** begin **

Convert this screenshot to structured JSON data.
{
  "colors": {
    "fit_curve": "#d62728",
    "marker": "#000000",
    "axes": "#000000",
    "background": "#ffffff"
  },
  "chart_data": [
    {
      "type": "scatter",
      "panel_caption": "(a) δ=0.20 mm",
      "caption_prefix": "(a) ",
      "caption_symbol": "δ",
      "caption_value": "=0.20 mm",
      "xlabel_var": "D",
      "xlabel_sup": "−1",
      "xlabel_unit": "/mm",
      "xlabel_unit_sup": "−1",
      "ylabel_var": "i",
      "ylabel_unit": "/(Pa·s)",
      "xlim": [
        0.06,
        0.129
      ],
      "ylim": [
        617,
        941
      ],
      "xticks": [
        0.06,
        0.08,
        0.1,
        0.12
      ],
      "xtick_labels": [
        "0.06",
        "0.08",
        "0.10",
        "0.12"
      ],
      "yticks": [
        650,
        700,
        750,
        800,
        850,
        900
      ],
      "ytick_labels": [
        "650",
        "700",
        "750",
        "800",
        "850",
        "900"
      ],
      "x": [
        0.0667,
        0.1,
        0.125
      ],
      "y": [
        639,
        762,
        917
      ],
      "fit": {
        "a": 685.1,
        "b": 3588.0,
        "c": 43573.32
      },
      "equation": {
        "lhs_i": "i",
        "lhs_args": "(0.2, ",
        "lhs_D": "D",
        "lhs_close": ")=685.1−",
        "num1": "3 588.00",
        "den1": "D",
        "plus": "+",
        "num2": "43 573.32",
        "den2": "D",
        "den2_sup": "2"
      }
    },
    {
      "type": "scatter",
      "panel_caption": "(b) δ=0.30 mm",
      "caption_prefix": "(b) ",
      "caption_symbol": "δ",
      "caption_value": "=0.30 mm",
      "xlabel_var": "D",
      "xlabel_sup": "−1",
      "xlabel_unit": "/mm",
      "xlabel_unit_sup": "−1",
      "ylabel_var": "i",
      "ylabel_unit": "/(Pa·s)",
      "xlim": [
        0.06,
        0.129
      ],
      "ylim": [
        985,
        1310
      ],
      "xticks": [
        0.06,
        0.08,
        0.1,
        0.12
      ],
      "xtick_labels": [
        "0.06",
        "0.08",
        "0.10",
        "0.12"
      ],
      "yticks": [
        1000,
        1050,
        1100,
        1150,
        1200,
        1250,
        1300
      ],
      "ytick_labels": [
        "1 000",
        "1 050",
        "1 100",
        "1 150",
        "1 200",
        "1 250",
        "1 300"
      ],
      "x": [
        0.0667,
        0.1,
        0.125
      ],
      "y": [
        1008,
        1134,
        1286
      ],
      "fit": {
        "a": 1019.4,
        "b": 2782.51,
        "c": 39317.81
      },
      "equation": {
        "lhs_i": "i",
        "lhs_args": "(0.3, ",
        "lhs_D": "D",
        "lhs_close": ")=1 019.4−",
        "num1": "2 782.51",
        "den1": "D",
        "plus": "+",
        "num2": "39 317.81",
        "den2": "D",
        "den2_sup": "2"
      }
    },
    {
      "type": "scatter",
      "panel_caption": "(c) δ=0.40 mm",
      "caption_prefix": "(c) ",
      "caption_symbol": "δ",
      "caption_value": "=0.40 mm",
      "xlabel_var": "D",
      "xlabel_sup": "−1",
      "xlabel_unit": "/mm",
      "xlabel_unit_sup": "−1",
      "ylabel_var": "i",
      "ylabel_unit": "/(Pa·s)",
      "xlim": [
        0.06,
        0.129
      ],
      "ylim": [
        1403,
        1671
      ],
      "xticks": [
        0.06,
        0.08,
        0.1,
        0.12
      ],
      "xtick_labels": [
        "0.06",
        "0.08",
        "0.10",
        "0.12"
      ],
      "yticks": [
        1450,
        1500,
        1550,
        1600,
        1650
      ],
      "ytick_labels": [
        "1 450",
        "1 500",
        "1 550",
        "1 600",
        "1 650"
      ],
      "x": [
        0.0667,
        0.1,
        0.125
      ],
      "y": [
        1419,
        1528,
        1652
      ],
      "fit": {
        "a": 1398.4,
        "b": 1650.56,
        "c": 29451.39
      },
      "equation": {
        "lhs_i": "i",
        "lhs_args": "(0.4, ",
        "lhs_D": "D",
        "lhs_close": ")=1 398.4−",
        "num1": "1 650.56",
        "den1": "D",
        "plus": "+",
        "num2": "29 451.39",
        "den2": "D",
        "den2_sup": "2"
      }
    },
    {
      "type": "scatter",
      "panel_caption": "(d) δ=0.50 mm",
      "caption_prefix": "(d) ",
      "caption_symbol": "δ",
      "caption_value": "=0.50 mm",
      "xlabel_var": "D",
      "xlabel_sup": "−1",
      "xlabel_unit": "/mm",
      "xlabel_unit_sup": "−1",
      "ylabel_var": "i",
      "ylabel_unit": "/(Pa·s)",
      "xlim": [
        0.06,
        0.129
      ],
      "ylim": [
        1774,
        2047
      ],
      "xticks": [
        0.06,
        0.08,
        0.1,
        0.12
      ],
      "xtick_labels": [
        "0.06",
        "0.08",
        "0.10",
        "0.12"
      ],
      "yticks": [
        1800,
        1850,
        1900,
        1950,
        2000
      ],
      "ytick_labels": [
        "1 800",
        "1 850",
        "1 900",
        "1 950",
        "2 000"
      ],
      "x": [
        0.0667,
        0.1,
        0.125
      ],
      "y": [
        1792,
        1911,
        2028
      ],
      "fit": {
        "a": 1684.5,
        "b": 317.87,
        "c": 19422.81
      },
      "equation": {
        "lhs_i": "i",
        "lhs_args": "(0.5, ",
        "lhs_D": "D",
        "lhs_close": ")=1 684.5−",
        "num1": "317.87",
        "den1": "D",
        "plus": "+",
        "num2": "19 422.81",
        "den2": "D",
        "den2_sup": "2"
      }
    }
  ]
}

** end **

** Set problem **
Give back the whole listing, word for word.

** Result of the task **
Convert this screenshot to structured JSON data.
{
  "colors": {
    "fit_curve": "#d62728",
    "marker": "#000000",
    "axes": "#000000",
    "background": "#ffffff"
  },
  "chart_data": [
    {
      "type": "scatter",
      "panel_caption": "(a) δ=0.20 mm",
      "caption_prefix": "(a) ",
      "caption_symbol": "δ",
      "caption_value": "=0.20 mm",
      "xlabel_var": "D",
      "xlabel_sup": "−1",
      "xlabel_unit": "/mm",
      "xlabel_unit_sup": "−1",
      "ylabel_var": "i",
      "ylabel_unit": "/(Pa·s)",
      "xlim": [
        0.06,
        0.129
      ],
      "ylim": [
        617,
        941
      ],
      "xticks": [
        0.06,
        0.08,
        0.1,
        0.12
      ],
      "xtick_labels": [
        "0.06",
        "0.08",
        "0.10",
        "0.12"
      ],
      "yticks": [
        650,
        700,
        750,
        800,
        850,
        900
      ],
      "ytick_labels": [
        "650",
        "700",
        "750",
        "800",
        "850",
        "900"
      ],
      "x": [
        0.0667,
        0.1,
        0.125
      ],
      "y": [
        639,
        762,
        917
      ],
      "fit": {
        "a": 685.1,
        "b": 3588.0,
        "c": 43573.32
      },
      "equation": {
        "lhs_i": "i",
        "lhs_args": "(0.2, ",
        "lhs_D": "D",
        "lhs_close": ")=685.1−",
        "num1": "3 588.00",
        "den1": "D",
        "plus": "+",
        "num2": "43 573.32",
        "den2": "D",
        "den2_sup": "2"
      }
    },
    {
      "type": "scatter",
      "panel_caption": "(b) δ=0.30 mm",
      "caption_prefix": "(b) ",
      "caption_symbol": "δ",
      "caption_value": "=0.30 mm",
      "xlabel_var": "D",
      "xlabel_sup": "−1",
      "xlabel_unit": "/mm",
      "xlabel_unit_sup": "−1",
      "ylabel_var": "i",
      "ylabel_unit": "/(Pa·s)",
      "xlim": [
        0.06,
        0.129
      ],
      "ylim": [
        985,
        1310
      ],
      "xticks": [
        0.06,
        0.08,
        0.1,
        0.12
      ],
      "xtick_labels": [
        "0.06",
        "0.08",
        "0.10",
        "0.12"
      ],
      "yticks": [
        1000,
        1050,
        1100,
        1150,
        1200,
        1250,
        1300
      ],
      "ytick_labels": [
        "1 000",
        "1 050",
        "1 100",
        "1 150",
        "1 200",
        "1 250",
        "1 300"
      ],
      "x": [
        0.0667,
        0.1,
        0.125
      ],
      "y": [
        1008,
        1134,
        1286
      ],
      "fit": {
        "a": 1019.4,
        "b": 2782.51,
        "c": 39317.81
      },
      "equation": {
        "lhs_i": "i",
        "lhs_args": "(0.3, ",
        "lhs_D": "D",
        "lhs_close": ")=1 019.4−",
        "num1": "2 782.51",
        "den1": "D",
        "plus": "+",
        "num2": "39 317.81",
        "den2": "D",
        "den2_sup": "2"
      }
    },
    {
      "type": "scatter",
      "panel_caption": "(c) δ=0.40 mm",
      "caption_prefix": "(c) ",
      "caption_symbol": "δ",
      "caption_value": "=0.40 mm",
      "xlabel_var": "D",
      "xlabel_sup": "−1",
      "xlabel_unit": "/mm",
      "xlabel_unit_sup": "−1",
      "ylabel_var": "i",
      "ylabel_unit": "/(Pa·s)",
      "xlim": [
        0.06,
        0.129
      ],
      "ylim": [
        1403,
        1671
      ],
      "xticks": [
        0.06,
        0.08,
        0.1,
        0.12
      ],
      "xtick_labels": [
        "0.06",
        "0.08",
        "0.10",
        "0.12"
      ],
      "yticks": [
        1450,
        1500,
        1550,
        1600,
        1650
      ],
      "ytick_labels": [
        "1 450",
        "1 500",
        "1 550",
        "1 600",
        "1 650"
      ],
      "x": [
        0.0667,
        0.1,
        0.125
      ],
      "y": [
        1419,
        1528,
        1652
      ],
      "fit": {
        "a": 1398.4,
        "b": 1650.56,
        "c": 29451.39
      },
      "equation": {
        "lhs_i": "i",
        "lhs_args": "(0.4, ",
        "lhs_D": "D",
        "lhs_close": ")=1 398.4−",
        "num1": "1 650.56",
        "den1": "D",
        "plus": "+",
        "num2": "29 451.39",
        "den2": "D",
        "den2_sup": "2"
      }
    },
    {
      "type": "scatter",
      "panel_caption": "(d) δ=0.50 mm",
      "caption_prefix": "(d) ",
      "caption_symbol": "δ",
      "caption_value": "=0.50 mm",
      "xlabel_var": "D",
      "xlabel_sup": "−1",
      "xlabel_unit": "/mm",
      "xlabel_unit_sup": "−1",
      "ylabel_var": "i",
      "ylabel_unit": "/(Pa·s)",
      "xlim": [
        0.06,
        0.129
      ],
      "ylim": [
        1774,
        2047
      ],
      "xticks": [
        0.06,
        0.08,
        0.1,
        0.12
      ],
      "xtick_labels": [
        "0.06",
        "0.08",
        "0.10",
        "0.12"
      ],
      "yticks": [
        1800,
        1850,
        1900,
        1950,
        2000
      ],
      "ytick_labels": [
        "1 800",
        "1 850",
        "1 900",
        "1 950",
        "2 000"
      ],
      "x": [
        0.0667,
        0.1,
        0.125
      ],
      "y": [
        1792,
        1911,
        2028
      ],
      "fit": {
        "a": 1684.5,
        "b": 317.87,
        "c": 19422.81
      },
      "equation": {
        "lhs_i": "i",
        "lhs_args": "(0.5, ",
        "lhs_D": "D",
        "lhs_close": ")=1 684.5−",
        "num1": "317.87",
        "den1": "D",
        "plus": "+",
        "num2": "19 422.81",
        "den2": "D",
        "den2_sup": "2"
      }
    }
  ]
}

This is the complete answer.